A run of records
-.-.-

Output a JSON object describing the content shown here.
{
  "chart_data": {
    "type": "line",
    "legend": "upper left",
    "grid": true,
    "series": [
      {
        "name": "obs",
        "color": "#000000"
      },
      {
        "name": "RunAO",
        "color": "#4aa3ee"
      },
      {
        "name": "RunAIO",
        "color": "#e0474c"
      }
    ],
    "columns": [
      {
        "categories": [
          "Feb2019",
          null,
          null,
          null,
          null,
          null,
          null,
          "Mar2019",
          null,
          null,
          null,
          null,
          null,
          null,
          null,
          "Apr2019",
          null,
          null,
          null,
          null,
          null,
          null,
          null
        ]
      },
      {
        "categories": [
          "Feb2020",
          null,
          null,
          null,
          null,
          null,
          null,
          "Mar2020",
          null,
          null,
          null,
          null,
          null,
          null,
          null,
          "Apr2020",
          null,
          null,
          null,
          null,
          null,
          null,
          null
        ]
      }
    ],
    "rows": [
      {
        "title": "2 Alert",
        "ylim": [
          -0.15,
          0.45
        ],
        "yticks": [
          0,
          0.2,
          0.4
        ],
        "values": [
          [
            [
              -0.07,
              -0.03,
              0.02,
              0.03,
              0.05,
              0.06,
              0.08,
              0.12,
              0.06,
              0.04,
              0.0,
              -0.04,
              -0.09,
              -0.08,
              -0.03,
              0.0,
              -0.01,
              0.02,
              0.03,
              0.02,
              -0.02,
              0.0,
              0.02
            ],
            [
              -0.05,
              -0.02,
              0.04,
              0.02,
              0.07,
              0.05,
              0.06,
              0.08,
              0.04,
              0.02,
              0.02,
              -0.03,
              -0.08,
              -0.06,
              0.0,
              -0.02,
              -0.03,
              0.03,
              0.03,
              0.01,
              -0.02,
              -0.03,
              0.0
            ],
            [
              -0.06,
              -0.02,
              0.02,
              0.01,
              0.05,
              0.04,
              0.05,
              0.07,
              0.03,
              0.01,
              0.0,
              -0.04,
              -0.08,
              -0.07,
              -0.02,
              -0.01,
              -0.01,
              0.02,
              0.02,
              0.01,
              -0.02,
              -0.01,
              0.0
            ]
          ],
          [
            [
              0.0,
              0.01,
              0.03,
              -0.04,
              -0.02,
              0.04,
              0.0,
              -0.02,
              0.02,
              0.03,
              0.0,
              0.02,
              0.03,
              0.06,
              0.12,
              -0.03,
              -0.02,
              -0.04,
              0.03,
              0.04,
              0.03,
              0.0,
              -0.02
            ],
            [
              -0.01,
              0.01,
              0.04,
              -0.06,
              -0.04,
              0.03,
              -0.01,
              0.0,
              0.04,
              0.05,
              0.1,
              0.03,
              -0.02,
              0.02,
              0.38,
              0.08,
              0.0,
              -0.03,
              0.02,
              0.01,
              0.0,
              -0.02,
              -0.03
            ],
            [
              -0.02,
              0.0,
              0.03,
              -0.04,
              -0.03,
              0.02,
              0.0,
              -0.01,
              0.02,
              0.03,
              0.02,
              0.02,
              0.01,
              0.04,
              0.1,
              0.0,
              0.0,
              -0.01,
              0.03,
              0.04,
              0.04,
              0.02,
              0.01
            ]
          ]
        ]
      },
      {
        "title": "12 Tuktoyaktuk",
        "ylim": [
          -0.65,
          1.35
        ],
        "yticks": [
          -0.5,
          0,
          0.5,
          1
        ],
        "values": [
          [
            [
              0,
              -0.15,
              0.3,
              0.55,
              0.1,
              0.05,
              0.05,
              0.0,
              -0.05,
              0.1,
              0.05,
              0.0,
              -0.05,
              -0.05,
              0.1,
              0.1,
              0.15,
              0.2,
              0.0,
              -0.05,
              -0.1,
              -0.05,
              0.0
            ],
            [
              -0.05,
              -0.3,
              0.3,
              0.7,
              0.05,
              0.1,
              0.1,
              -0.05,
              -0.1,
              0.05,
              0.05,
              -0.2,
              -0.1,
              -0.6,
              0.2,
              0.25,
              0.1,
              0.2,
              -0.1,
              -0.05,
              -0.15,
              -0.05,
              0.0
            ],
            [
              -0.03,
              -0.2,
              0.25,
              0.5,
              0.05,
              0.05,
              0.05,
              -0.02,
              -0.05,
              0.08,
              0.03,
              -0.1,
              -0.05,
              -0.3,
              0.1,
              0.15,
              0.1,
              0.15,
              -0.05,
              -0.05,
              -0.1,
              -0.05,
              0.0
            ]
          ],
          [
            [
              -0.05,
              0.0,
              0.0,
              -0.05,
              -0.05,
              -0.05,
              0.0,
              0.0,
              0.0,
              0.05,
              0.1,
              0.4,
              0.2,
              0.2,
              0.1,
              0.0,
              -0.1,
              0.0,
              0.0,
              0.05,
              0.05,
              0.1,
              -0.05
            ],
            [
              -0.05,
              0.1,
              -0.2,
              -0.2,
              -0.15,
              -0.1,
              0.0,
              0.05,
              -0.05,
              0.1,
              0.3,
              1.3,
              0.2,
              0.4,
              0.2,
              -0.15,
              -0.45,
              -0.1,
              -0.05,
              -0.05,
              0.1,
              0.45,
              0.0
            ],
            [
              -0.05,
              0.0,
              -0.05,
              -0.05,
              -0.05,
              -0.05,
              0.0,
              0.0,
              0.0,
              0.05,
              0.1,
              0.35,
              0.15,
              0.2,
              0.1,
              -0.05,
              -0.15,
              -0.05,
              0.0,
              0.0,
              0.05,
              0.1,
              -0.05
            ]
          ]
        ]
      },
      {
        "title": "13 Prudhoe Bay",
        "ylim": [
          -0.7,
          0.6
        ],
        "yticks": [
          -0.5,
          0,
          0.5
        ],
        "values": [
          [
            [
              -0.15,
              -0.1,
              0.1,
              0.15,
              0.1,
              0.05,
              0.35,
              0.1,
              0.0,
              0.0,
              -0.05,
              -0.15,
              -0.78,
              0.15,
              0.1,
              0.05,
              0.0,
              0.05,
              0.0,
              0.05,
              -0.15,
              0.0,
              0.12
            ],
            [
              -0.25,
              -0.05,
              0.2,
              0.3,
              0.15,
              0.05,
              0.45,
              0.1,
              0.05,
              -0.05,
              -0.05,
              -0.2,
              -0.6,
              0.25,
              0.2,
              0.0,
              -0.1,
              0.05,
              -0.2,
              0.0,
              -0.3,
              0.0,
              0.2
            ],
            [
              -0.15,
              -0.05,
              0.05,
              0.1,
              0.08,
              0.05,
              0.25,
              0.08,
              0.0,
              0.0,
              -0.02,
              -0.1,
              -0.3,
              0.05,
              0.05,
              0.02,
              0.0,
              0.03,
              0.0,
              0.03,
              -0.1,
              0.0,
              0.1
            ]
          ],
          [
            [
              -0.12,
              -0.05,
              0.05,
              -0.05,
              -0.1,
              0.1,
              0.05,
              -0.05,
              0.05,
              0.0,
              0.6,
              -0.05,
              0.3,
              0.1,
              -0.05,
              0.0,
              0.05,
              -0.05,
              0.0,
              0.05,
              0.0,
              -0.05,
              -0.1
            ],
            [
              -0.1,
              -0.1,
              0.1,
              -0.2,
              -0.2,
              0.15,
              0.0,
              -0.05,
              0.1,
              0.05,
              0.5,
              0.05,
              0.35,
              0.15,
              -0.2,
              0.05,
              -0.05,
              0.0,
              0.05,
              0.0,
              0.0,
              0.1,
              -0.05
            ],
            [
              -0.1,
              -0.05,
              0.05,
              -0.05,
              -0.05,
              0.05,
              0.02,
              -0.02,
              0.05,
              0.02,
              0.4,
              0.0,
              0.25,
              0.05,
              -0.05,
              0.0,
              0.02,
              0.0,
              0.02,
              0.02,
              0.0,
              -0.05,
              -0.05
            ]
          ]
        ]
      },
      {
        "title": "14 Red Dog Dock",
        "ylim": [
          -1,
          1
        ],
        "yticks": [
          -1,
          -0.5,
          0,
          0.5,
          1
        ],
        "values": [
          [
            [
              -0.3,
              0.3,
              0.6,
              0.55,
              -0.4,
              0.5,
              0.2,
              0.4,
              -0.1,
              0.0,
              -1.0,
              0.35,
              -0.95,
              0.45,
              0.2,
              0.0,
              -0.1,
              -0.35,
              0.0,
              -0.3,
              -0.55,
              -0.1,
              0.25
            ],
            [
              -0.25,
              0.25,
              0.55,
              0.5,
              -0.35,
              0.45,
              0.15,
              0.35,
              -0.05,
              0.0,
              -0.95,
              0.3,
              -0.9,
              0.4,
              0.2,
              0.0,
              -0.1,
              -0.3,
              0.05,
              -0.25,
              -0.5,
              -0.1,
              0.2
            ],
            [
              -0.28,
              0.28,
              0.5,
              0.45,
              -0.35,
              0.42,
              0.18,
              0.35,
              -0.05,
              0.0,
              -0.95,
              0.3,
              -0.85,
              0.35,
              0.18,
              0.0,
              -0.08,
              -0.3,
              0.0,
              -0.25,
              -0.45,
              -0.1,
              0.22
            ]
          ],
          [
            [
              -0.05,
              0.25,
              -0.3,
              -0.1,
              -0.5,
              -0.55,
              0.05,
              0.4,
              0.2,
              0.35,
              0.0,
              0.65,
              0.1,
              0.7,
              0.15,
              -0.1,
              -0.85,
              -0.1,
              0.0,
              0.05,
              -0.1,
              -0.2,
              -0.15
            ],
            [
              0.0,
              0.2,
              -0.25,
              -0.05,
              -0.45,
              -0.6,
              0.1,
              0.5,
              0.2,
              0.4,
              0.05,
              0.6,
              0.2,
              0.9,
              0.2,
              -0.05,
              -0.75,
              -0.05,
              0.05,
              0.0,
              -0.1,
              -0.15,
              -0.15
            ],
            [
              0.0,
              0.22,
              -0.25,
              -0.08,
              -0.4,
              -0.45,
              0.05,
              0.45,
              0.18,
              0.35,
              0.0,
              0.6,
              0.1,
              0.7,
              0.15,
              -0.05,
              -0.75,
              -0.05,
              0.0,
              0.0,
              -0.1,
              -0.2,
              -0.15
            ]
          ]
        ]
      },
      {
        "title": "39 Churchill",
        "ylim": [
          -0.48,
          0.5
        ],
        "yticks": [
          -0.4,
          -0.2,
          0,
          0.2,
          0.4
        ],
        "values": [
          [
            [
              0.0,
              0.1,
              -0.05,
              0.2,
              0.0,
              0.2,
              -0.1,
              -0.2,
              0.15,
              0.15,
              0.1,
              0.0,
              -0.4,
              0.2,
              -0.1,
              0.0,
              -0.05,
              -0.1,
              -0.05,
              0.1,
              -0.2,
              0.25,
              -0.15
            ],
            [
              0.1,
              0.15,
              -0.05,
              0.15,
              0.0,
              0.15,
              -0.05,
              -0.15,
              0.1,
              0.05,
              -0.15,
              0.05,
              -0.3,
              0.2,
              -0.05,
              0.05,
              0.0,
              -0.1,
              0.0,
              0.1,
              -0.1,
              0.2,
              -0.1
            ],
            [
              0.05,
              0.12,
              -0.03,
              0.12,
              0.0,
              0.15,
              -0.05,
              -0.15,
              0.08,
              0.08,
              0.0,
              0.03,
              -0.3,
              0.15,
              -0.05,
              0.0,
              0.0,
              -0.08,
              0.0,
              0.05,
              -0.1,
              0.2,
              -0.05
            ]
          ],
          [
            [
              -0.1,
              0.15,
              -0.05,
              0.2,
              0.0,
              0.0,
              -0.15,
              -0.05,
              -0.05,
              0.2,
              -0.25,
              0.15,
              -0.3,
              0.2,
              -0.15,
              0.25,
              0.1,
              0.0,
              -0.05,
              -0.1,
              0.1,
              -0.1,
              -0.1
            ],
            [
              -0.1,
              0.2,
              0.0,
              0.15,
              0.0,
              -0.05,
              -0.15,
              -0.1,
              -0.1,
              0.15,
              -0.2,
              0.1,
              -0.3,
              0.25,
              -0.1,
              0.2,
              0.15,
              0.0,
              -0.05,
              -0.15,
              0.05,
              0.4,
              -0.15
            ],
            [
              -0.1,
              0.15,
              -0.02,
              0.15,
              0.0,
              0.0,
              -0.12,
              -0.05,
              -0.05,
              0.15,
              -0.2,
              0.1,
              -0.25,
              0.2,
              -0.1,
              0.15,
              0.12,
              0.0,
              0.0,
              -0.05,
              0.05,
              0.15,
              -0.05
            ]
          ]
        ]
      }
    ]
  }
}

-.-.-

What is expected: Read through the data and copy every line where "color" shows up.

Task response:
        "color": "#000000"
        "color": "#4aa3ee"
        "color": "#e0474c"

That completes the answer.